─── Data for the task

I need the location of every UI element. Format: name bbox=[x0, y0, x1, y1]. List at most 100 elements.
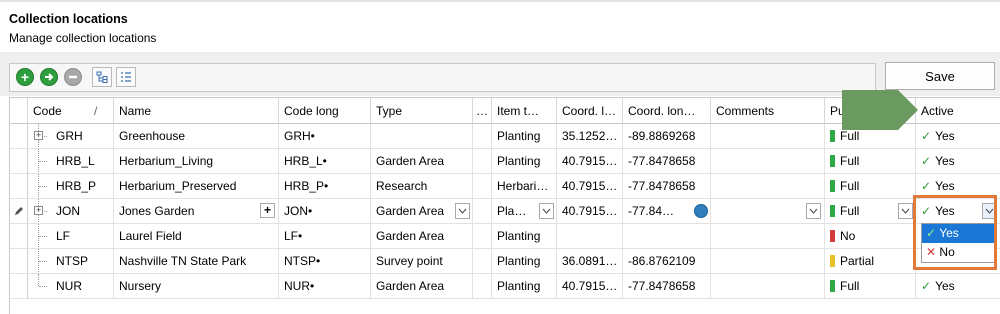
remove-icon[interactable] bbox=[64, 68, 82, 86]
cell-code-long[interactable]: NUR• bbox=[279, 274, 371, 299]
column-header-code[interactable]: Code / bbox=[28, 98, 114, 124]
column-header-more[interactable]: … bbox=[473, 98, 492, 124]
cell-item-type[interactable]: Planting bbox=[492, 249, 557, 274]
cell-code-long[interactable]: NTSP• bbox=[279, 249, 371, 274]
cell-code[interactable]: NTSP bbox=[28, 249, 114, 274]
cell-item-type[interactable]: Planting bbox=[492, 274, 557, 299]
row-indicator[interactable] bbox=[10, 199, 28, 224]
cell-coord-lat[interactable] bbox=[557, 224, 623, 249]
column-header-active[interactable]: Active bbox=[916, 98, 1000, 124]
cell-purpose[interactable]: Full bbox=[825, 274, 916, 299]
cell-more[interactable] bbox=[473, 124, 492, 149]
cell-purpose[interactable]: Full bbox=[825, 149, 916, 174]
cell-comments[interactable] bbox=[711, 224, 825, 249]
cell-comments[interactable] bbox=[711, 174, 825, 199]
add-child-button[interactable]: + bbox=[260, 203, 275, 218]
column-header-type[interactable]: Type bbox=[371, 98, 473, 124]
cell-purpose[interactable]: No bbox=[825, 224, 916, 249]
cell-coord-lat[interactable]: 40.7915… bbox=[557, 174, 623, 199]
cell-more[interactable] bbox=[473, 174, 492, 199]
cell-code[interactable]: HRB_L bbox=[28, 149, 114, 174]
cell-code[interactable]: LF bbox=[28, 224, 114, 249]
cell-more[interactable] bbox=[473, 199, 492, 224]
expand-icon[interactable]: + bbox=[34, 131, 43, 140]
column-header-code-long[interactable]: Code long bbox=[279, 98, 371, 124]
cell-name[interactable]: Nursery bbox=[114, 274, 279, 299]
cell-more[interactable] bbox=[473, 249, 492, 274]
row-indicator[interactable] bbox=[10, 274, 28, 299]
arrow-right-icon[interactable] bbox=[40, 68, 58, 86]
cell-name[interactable]: Herbarium_Preserved bbox=[114, 174, 279, 199]
cell-code-long[interactable]: HRB_L• bbox=[279, 149, 371, 174]
cell-coord-lat[interactable]: 35.1252… bbox=[557, 124, 623, 149]
cell-more[interactable] bbox=[473, 149, 492, 174]
cell-name[interactable]: Greenhouse bbox=[114, 124, 279, 149]
row-indicator[interactable] bbox=[10, 124, 28, 149]
comments-dropdown-button[interactable] bbox=[806, 203, 821, 219]
globe-icon[interactable] bbox=[694, 204, 708, 218]
cell-purpose[interactable]: Partial bbox=[825, 249, 916, 274]
cell-code-long[interactable]: GRH• bbox=[279, 124, 371, 149]
cell-name[interactable]: Herbarium_Living bbox=[114, 149, 279, 174]
cell-type[interactable]: Garden Area bbox=[371, 274, 473, 299]
cell-item-type[interactable]: Pla… bbox=[492, 199, 557, 224]
cell-coord-lon[interactable]: -77.8478658 bbox=[623, 149, 711, 174]
cell-coord-lon[interactable]: -77.8478658 bbox=[623, 174, 711, 199]
cell-coord-lon[interactable]: -86.8762109 bbox=[623, 249, 711, 274]
cell-type[interactable]: Garden Area bbox=[371, 224, 473, 249]
cell-type[interactable]: Research bbox=[371, 174, 473, 199]
row-indicator[interactable] bbox=[10, 149, 28, 174]
cell-coord-lat[interactable]: 36.0891… bbox=[557, 249, 623, 274]
column-header-name[interactable]: Name bbox=[114, 98, 279, 124]
cell-item-type[interactable]: Planting bbox=[492, 224, 557, 249]
column-header-coord-lon[interactable]: Coord. lon… bbox=[623, 98, 711, 124]
cell-purpose[interactable]: Full bbox=[825, 174, 916, 199]
cell-comments[interactable] bbox=[711, 124, 825, 149]
cell-item-type[interactable]: Planting bbox=[492, 124, 557, 149]
cell-active[interactable]: ✓ Yes bbox=[916, 274, 1000, 299]
cell-active[interactable]: ✓ Yes bbox=[916, 124, 1000, 149]
type-dropdown-button[interactable] bbox=[455, 203, 470, 219]
tree-view-icon[interactable] bbox=[92, 67, 112, 87]
column-header-item-type[interactable]: Item t… bbox=[492, 98, 557, 124]
cell-name[interactable]: Jones Garden + bbox=[114, 199, 279, 224]
cell-code[interactable]: HRB_P bbox=[28, 174, 114, 199]
cell-code-long[interactable]: LF• bbox=[279, 224, 371, 249]
cell-item-type[interactable]: Planting bbox=[492, 149, 557, 174]
cell-coord-lon[interactable]: -89.8869268 bbox=[623, 124, 711, 149]
cell-type[interactable]: Garden Area bbox=[371, 199, 473, 224]
list-view-icon[interactable] bbox=[116, 67, 136, 87]
cell-coord-lon[interactable] bbox=[623, 224, 711, 249]
cell-comments[interactable] bbox=[711, 274, 825, 299]
cell-code-long[interactable]: JON• bbox=[279, 199, 371, 224]
cell-comments[interactable] bbox=[711, 199, 825, 224]
cell-type[interactable]: Garden Area bbox=[371, 149, 473, 174]
cell-coord-lat[interactable]: 40.7915… bbox=[557, 149, 623, 174]
column-header-coord-lat[interactable]: Coord. l… bbox=[557, 98, 623, 124]
cell-purpose[interactable]: Full bbox=[825, 199, 916, 224]
row-indicator[interactable] bbox=[10, 174, 28, 199]
purpose-dropdown-button[interactable] bbox=[898, 203, 913, 219]
cell-more[interactable] bbox=[473, 274, 492, 299]
cell-item-type[interactable]: Herbari… bbox=[492, 174, 557, 199]
cell-code[interactable]: NUR bbox=[28, 274, 114, 299]
cell-type[interactable]: Survey point bbox=[371, 249, 473, 274]
cell-name[interactable]: Nashville TN State Park bbox=[114, 249, 279, 274]
cell-code[interactable]: JON + bbox=[28, 199, 114, 224]
cell-name[interactable]: Laurel Field bbox=[114, 224, 279, 249]
cell-coord-lon[interactable]: -77.8478658 bbox=[623, 274, 711, 299]
cell-active[interactable]: ✓ Yes bbox=[916, 149, 1000, 174]
row-indicator[interactable] bbox=[10, 224, 28, 249]
cell-coord-lat[interactable]: 40.7915… bbox=[557, 199, 623, 224]
cell-code-long[interactable]: HRB_P• bbox=[279, 174, 371, 199]
save-button[interactable]: Save bbox=[885, 62, 995, 90]
cell-more[interactable] bbox=[473, 224, 492, 249]
cell-coord-lon[interactable]: -77.84… bbox=[623, 199, 711, 224]
cell-code[interactable]: GRH + bbox=[28, 124, 114, 149]
add-icon[interactable]: + bbox=[16, 68, 34, 86]
column-header-comments[interactable]: Comments bbox=[711, 98, 825, 124]
cell-comments[interactable] bbox=[711, 149, 825, 174]
cell-coord-lat[interactable]: 40.7915… bbox=[557, 274, 623, 299]
item-type-dropdown-button[interactable] bbox=[539, 203, 554, 219]
cell-comments[interactable] bbox=[711, 249, 825, 274]
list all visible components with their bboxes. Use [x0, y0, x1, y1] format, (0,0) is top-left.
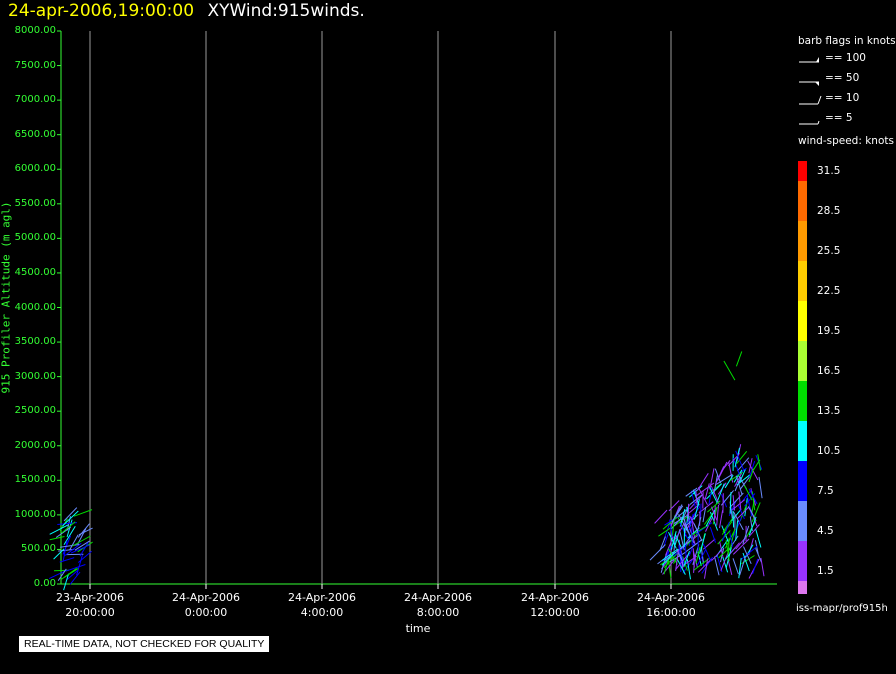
source-path: iss-mapr/prof915h: [796, 603, 888, 614]
colorbar-legend: wind-speed: knots 31.5 28.5 25.5 22.5 19.5 16…: [795, 132, 896, 594]
colorbar-label: 10.5: [817, 445, 841, 457]
y-tick-label: 2500.00: [14, 405, 56, 417]
colorbar-swatch: [798, 221, 807, 261]
y-tick-label: 0.00: [33, 578, 56, 589]
barb-10-icon: [799, 95, 822, 105]
wind-barb: [752, 558, 759, 575]
x-tick-date: 24-Apr-2006: [636, 591, 705, 604]
y-tick-label: 5000.00: [14, 232, 56, 244]
x-tick-time: 4:00:00: [300, 606, 344, 619]
y-tick-label: 7500.00: [14, 59, 56, 71]
colorbar-swatch: [798, 541, 807, 581]
x-axis-label: time: [405, 622, 431, 635]
wind-barb: [695, 490, 698, 506]
y-tick-label: 3000.00: [14, 370, 56, 382]
wind-barb: [732, 495, 735, 511]
colorbar-label: 19.5: [817, 325, 841, 337]
y-tick-label: 4000.00: [14, 301, 56, 313]
barb-5-label: == 5: [825, 112, 853, 124]
colorbar-title: wind-speed: knots: [798, 135, 894, 147]
y-tick-label: 2000.00: [14, 439, 56, 451]
barb-legend-title: barb flags in knots: [798, 35, 896, 47]
wind-barb: [729, 529, 736, 551]
barb-50-label: == 50: [825, 72, 860, 84]
x-tick-label: 24-Apr-2006 12:00:00: [510, 590, 600, 620]
colorbar-swatch: [798, 581, 807, 594]
wind-barb: [727, 558, 733, 576]
wind-barb: [732, 558, 739, 575]
barb-legend: barb flags in knots == 100 == 50 == 10 =…: [795, 30, 896, 130]
wind-barb: [720, 494, 728, 508]
flag-50-icon: [799, 81, 819, 86]
barb-5-icon: [799, 120, 820, 125]
wind-barb: [723, 360, 736, 381]
y-tick-label: 3500.00: [14, 336, 56, 348]
colorbar-swatch: [798, 181, 807, 221]
colorbar-label: 13.5: [817, 405, 841, 417]
wind-barb: [760, 557, 765, 577]
wind-barb: [732, 510, 735, 528]
y-tick-label: 5500.00: [14, 197, 56, 209]
wind-barb: [736, 506, 750, 520]
x-tick-time: 0:00:00: [184, 606, 228, 619]
x-tick-label: 24-Apr-2006 16:00:00: [626, 590, 716, 620]
colorbar-swatch: [798, 501, 807, 541]
y-tick-label: 8000.00: [14, 25, 56, 36]
y-tick-label: 6500.00: [14, 128, 56, 140]
colorbar-swatch: [798, 341, 807, 381]
colorbar-label: 4.5: [817, 525, 834, 537]
y-tick-label: 7000.00: [14, 94, 56, 106]
y-tick-label: 1500.00: [14, 474, 56, 486]
x-tick-time: 16:00:00: [646, 606, 696, 619]
wind-barb: [654, 509, 668, 524]
quality-notice: REAL-TIME DATA, NOT CHECKED FOR QUALITY: [19, 636, 270, 652]
colorbar-label: 1.5: [817, 565, 834, 577]
y-tick-label: 1000.00: [14, 508, 56, 520]
plot-area: [48, 30, 777, 591]
wind-barb: [69, 571, 81, 585]
wind-barb: [758, 476, 763, 499]
colorbar-swatch: [798, 381, 807, 421]
x-tick-time: 12:00:00: [530, 606, 580, 619]
x-tick-date: 24-Apr-2006: [520, 591, 589, 604]
barb-10-label: == 10: [825, 92, 860, 104]
x-tick-label: 24-Apr-2006 8:00:00: [393, 590, 483, 620]
colorbar-label: 25.5: [817, 245, 841, 257]
x-tick-date: 24-Apr-2006: [287, 591, 356, 604]
wind-barb: [729, 492, 744, 508]
colorbar-label: 28.5: [817, 205, 841, 217]
wind-barb: [687, 503, 690, 522]
colorbar-label: 16.5: [817, 365, 841, 377]
flag-100-icon: [799, 57, 819, 63]
colorbar-swatch: [798, 261, 807, 301]
wind-barb: [735, 351, 743, 367]
y-tick-label: 6000.00: [14, 163, 56, 175]
colorbar-swatch: [798, 461, 807, 501]
colorbar-swatch: [798, 301, 807, 341]
x-tick-date: 24-Apr-2006: [403, 591, 472, 604]
x-tick-label: 24-Apr-2006 0:00:00: [161, 590, 251, 620]
x-tick-label: 24-Apr-2006 4:00:00: [277, 590, 367, 620]
barb-100-label: == 100: [825, 52, 866, 64]
y-tick-label: 500.00: [21, 543, 56, 555]
colorbar-swatch: [798, 421, 807, 461]
x-tick-date: 24-Apr-2006: [171, 591, 240, 604]
wind-barb: [649, 544, 666, 561]
wind-barb: [59, 557, 75, 563]
x-tick-time: 8:00:00: [416, 606, 460, 619]
y-tick-label: 4500.00: [14, 266, 56, 278]
colorbar-swatch: [798, 161, 807, 181]
x-tick-label: 23-Apr-2006 20:00:00: [45, 590, 135, 620]
x-tick-time: 20:00:00: [65, 606, 115, 619]
colorbar-label: 31.5: [817, 165, 841, 177]
wind-barb: [691, 527, 693, 546]
wind-barb: [69, 534, 79, 551]
colorbar-label: 7.5: [817, 485, 834, 497]
x-tick-date: 23-Apr-2006: [55, 591, 124, 604]
colorbar-label: 22.5: [817, 285, 841, 297]
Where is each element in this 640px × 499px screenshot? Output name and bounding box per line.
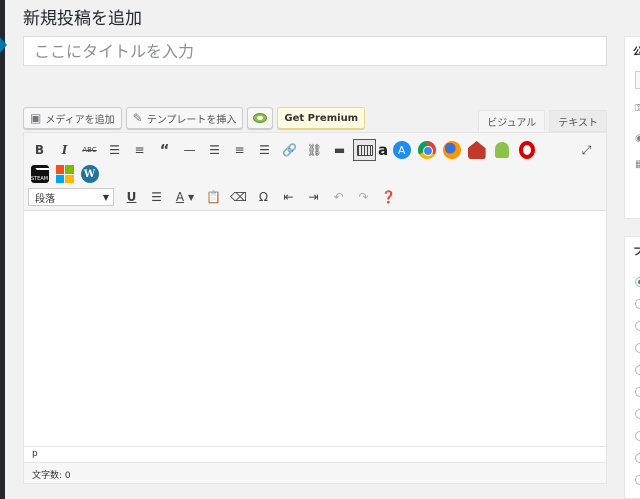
plugin-eye-button[interactable]: [247, 107, 274, 129]
appstore-button[interactable]: A: [390, 139, 413, 161]
eye-icon: [253, 113, 268, 123]
get-premium-label: Get Premium: [284, 112, 359, 124]
special-character-icon[interactable]: Ω: [252, 186, 275, 208]
add-media-label: メディアを追加: [45, 114, 115, 126]
calendar-icon: ▦: [635, 159, 640, 170]
toolbar-toggle-icon[interactable]: [353, 139, 376, 161]
fire-button[interactable]: [465, 139, 488, 161]
fullscreen-icon[interactable]: ⤢: [575, 139, 598, 161]
paste-text-icon[interactable]: 📋: [202, 186, 225, 208]
chrome-button[interactable]: [415, 139, 438, 161]
blockquote-icon[interactable]: “: [153, 139, 176, 161]
justify-icon[interactable]: ☰: [145, 186, 168, 208]
toolbar-row-3: 段落 ▼ U ☰ A ▼ 📋 ⌫ Ω ⇤ ⇥ ↶ ↷ ❓: [28, 186, 400, 208]
appstore-icon: A: [392, 141, 411, 159]
microsoft-button[interactable]: [53, 163, 76, 185]
opera-icon: [518, 141, 535, 159]
wordpress-button[interactable]: W: [78, 163, 101, 185]
format-radio[interactable]: [635, 387, 640, 397]
publish-box: 公 ⚿ ◉ ▦: [624, 36, 640, 219]
numbered-list-icon[interactable]: ≡: [128, 139, 151, 161]
format-select-value: 段落: [35, 193, 55, 205]
word-count: 文字数: 0: [23, 462, 607, 484]
format-radio[interactable]: [635, 475, 640, 485]
publish-box-title: 公: [633, 47, 640, 58]
format-box-title: フ: [633, 247, 640, 258]
format-radio[interactable]: [635, 321, 640, 331]
get-premium-button[interactable]: Get Premium: [277, 107, 366, 129]
add-media-button[interactable]: ▣ メディアを追加: [23, 107, 122, 129]
help-icon[interactable]: ❓: [377, 186, 400, 208]
chrome-icon: [417, 141, 436, 159]
fire-icon: [467, 141, 486, 159]
steam-button[interactable]: STEAM: [28, 163, 51, 185]
tab-visual[interactable]: ビジュアル: [478, 110, 546, 132]
outdent-icon[interactable]: ⇤: [277, 186, 300, 208]
align-center-icon[interactable]: ≡: [228, 139, 251, 161]
format-radio[interactable]: [635, 365, 640, 375]
microsoft-icon: [55, 165, 74, 183]
current-menu-arrow: [0, 37, 7, 53]
editor-toolbar: B I ABC ☰ ≡ “ — ☰ ≡ ☰ 🔗 ⛓ ▬ a A ⤢ STEAM: [24, 133, 606, 211]
post-title-input[interactable]: [23, 36, 607, 66]
editor-tabs: ビジュアル テキスト: [478, 110, 607, 132]
underline-icon[interactable]: U: [120, 186, 143, 208]
amazon-icon[interactable]: a: [378, 139, 388, 161]
format-box: フ: [624, 236, 640, 499]
android-button[interactable]: [490, 139, 513, 161]
element-path: p: [24, 446, 606, 462]
text-color-icon[interactable]: A ▼: [170, 186, 200, 208]
format-radio[interactable]: [635, 299, 640, 309]
toolbar-row-1: B I ABC ☰ ≡ “ — ☰ ≡ ☰ 🔗 ⛓ ▬ a A: [28, 139, 538, 161]
eye-icon: ◉: [635, 133, 640, 144]
wordpress-icon: W: [80, 165, 99, 183]
media-icon: ▣: [30, 111, 42, 125]
align-left-icon[interactable]: ☰: [203, 139, 226, 161]
admin-menu-edge: [0, 0, 7, 499]
indent-icon[interactable]: ⇥: [302, 186, 325, 208]
unlink-icon[interactable]: ⛓: [303, 139, 326, 161]
toolbar-row-2: STEAM W: [28, 163, 101, 185]
align-right-icon[interactable]: ☰: [253, 139, 276, 161]
clear-formatting-icon[interactable]: ⌫: [227, 186, 250, 208]
post-editor: B I ABC ☰ ≡ “ — ☰ ≡ ☰ 🔗 ⛓ ▬ a A ⤢ STEAM: [23, 132, 607, 484]
format-radio[interactable]: [635, 343, 640, 353]
chevron-down-icon: ▼: [102, 192, 109, 202]
media-buttons: ▣ メディアを追加 ✎ テンプレートを挿入 Get Premium: [23, 107, 366, 129]
firefox-button[interactable]: [440, 139, 463, 161]
insert-template-label: テンプレートを挿入: [146, 114, 237, 126]
redo-icon[interactable]: ↷: [352, 186, 375, 208]
format-radio[interactable]: [635, 431, 640, 441]
page-title: 新規投稿を追加: [23, 9, 142, 29]
save-draft-button[interactable]: [635, 71, 640, 89]
italic-icon[interactable]: I: [53, 139, 76, 161]
format-select[interactable]: 段落 ▼: [28, 188, 114, 206]
firefox-icon: [442, 141, 461, 159]
format-radio[interactable]: [635, 453, 640, 463]
link-icon[interactable]: 🔗: [278, 139, 301, 161]
keyboard-icon: [356, 144, 373, 156]
format-radio-standard[interactable]: [635, 277, 640, 287]
strikethrough-icon[interactable]: ABC: [78, 139, 101, 161]
insert-template-button[interactable]: ✎ テンプレートを挿入: [125, 107, 244, 129]
bold-icon[interactable]: B: [28, 139, 51, 161]
format-radio[interactable]: [635, 409, 640, 419]
undo-icon[interactable]: ↶: [327, 186, 350, 208]
tab-text[interactable]: テキスト: [549, 110, 607, 132]
bullet-list-icon[interactable]: ☰: [103, 139, 126, 161]
read-more-icon[interactable]: ▬: [328, 139, 351, 161]
steam-icon: STEAM: [30, 165, 49, 183]
opera-button[interactable]: [515, 139, 538, 161]
key-icon: ⚿: [635, 103, 640, 114]
pencil-icon: ✎: [132, 111, 143, 125]
android-icon: [494, 142, 509, 158]
editor-content-area[interactable]: [24, 211, 606, 446]
horizontal-rule-icon[interactable]: —: [178, 139, 201, 161]
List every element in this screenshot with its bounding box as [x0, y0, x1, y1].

──────

_Set problem:_ Copy, word for word, the part of the items that opens with the line containing "plugin-eye-button[interactable]: [247, 107, 274, 129]" and closes with the line containing "justify-icon[interactable]: ☰: [145, 186, 168, 208]", including both of those lines.

_Solution below:_
plugin-eye-button[interactable]: [247, 107, 274, 129]
appstore-button[interactable]: A: [390, 139, 413, 161]
eye-icon: [253, 113, 268, 123]
get-premium-label: Get Premium: [284, 112, 359, 124]
special-character-icon[interactable]: Ω: [252, 186, 275, 208]
add-media-label: メディアを追加: [45, 114, 115, 126]
calendar-icon: ▦: [635, 159, 640, 170]
toolbar-toggle-icon[interactable]: [353, 139, 376, 161]
fire-button[interactable]: [465, 139, 488, 161]
fullscreen-icon[interactable]: ⤢: [575, 139, 598, 161]
paste-text-icon[interactable]: 📋: [202, 186, 225, 208]
chrome-button[interactable]: [415, 139, 438, 161]
blockquote-icon[interactable]: “: [153, 139, 176, 161]
justify-icon[interactable]: ☰: [145, 186, 168, 208]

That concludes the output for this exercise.